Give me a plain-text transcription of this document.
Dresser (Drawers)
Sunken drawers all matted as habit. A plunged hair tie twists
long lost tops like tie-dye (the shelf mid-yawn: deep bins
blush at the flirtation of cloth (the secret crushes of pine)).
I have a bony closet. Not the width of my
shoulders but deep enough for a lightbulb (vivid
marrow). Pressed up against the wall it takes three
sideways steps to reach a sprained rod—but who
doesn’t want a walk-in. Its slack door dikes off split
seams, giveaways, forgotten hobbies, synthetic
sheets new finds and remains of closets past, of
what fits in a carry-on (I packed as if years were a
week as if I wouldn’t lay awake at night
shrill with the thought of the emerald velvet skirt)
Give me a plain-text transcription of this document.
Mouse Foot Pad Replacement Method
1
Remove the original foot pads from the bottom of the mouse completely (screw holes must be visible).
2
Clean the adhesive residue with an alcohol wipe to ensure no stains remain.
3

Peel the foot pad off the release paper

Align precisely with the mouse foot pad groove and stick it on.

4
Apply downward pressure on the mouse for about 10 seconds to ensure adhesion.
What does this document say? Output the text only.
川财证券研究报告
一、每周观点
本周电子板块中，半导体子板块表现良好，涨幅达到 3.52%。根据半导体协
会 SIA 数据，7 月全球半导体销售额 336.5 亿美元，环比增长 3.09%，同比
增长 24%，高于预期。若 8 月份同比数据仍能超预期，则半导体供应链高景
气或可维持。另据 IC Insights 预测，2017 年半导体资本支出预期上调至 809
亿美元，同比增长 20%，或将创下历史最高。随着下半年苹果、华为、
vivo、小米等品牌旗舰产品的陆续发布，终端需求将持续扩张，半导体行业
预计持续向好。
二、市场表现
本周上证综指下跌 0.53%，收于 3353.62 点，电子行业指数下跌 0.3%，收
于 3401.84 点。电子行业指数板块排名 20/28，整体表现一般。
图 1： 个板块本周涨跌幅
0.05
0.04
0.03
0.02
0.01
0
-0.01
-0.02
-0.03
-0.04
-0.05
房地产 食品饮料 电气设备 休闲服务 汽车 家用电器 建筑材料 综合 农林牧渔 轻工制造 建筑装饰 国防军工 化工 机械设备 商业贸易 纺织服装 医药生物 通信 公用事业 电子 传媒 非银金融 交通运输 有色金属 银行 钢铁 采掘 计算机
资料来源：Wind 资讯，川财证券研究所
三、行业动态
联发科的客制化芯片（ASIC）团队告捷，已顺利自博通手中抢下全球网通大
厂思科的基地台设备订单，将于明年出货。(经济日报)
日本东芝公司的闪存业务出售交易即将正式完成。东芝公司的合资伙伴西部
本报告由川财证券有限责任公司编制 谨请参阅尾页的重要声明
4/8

EXERCISE AIM: Reproduce the data in its entirety, matching each character.

OUTPUT FOR THIS EXERCISE:
Give me a plain-text transcription of this document.
Dresser (Drawers)
Sunken drawers all matted as habit. A plunged hair tie twists
long lost tops like tie-dye (the shelf mid-yawn: deep bins
blush at the flirtation of cloth (the secret crushes of pine)).
I have a bony closet. Not the width of my
shoulders but deep enough for a lightbulb (vivid
marrow). Pressed up against the wall it takes three
sideways steps to reach a sprained rod—but who
doesn’t want a walk-in. Its slack door dikes off split
seams, giveaways, forgotten hobbies, synthetic
sheets new finds and remains of closets past, of
what fits in a carry-on (I packed as if years were a
week as if I wouldn’t lay awake at night
shrill with the thought of the emerald velvet skirt)
Give me a plain-text transcription of this document.
Mouse Foot Pad Replacement Method
1
Remove the original foot pads from the bottom of the mouse completely (screw holes must be visible).
2
Clean the adhesive residue with an alcohol wipe to ensure no stains remain.
3

Peel the foot pad off the release paper

Align precisely with the mouse foot pad groove and stick it on.

4
Apply downward pressure on the mouse for about 10 seconds to ensure adhesion.
What does this document say? Output the text only.
川财证券研究报告
一、每周观点
本周电子板块中，半导体子板块表现良好，涨幅达到 3.52%。根据半导体协
会 SIA 数据，7 月全球半导体销售额 336.5 亿美元，环比增长 3.09%，同比
增长 24%，高于预期。若 8 月份同比数据仍能超预期，则半导体供应链高景
气或可维持。另据 IC Insights 预测，2017 年半导体资本支出预期上调至 809
亿美元，同比增长 20%，或将创下历史最高。随着下半年苹果、华为、
vivo、小米等品牌旗舰产品的陆续发布，终端需求将持续扩张，半导体行业
预计持续向好。
二、市场表现
本周上证综指下跌 0.53%，收于 3353.62 点，电子行业指数下跌 0.3%，收
于 3401.84 点。电子行业指数板块排名 20/28，整体表现一般。
图 1： 个板块本周涨跌幅
0.05
0.04
0.03
0.02
0.01
0
-0.01
-0.02
-0.03
-0.04
-0.05
房地产 食品饮料 电气设备 休闲服务 汽车 家用电器 建筑材料 综合 农林牧渔 轻工制造 建筑装饰 国防军工 化工 机械设备 商业贸易 纺织服装 医药生物 通信 公用事业 电子 传媒 非银金融 交通运输 有色金属 银行 钢铁 采掘 计算机
资料来源：Wind 资讯，川财证券研究所
三、行业动态
联发科的客制化芯片（ASIC）团队告捷，已顺利自博通手中抢下全球网通大
厂思科的基地台设备订单，将于明年出货。(经济日报)
日本东芝公司的闪存业务出售交易即将正式完成。东芝公司的合资伙伴西部
本报告由川财证券有限责任公司编制 谨请参阅尾页的重要声明
4/8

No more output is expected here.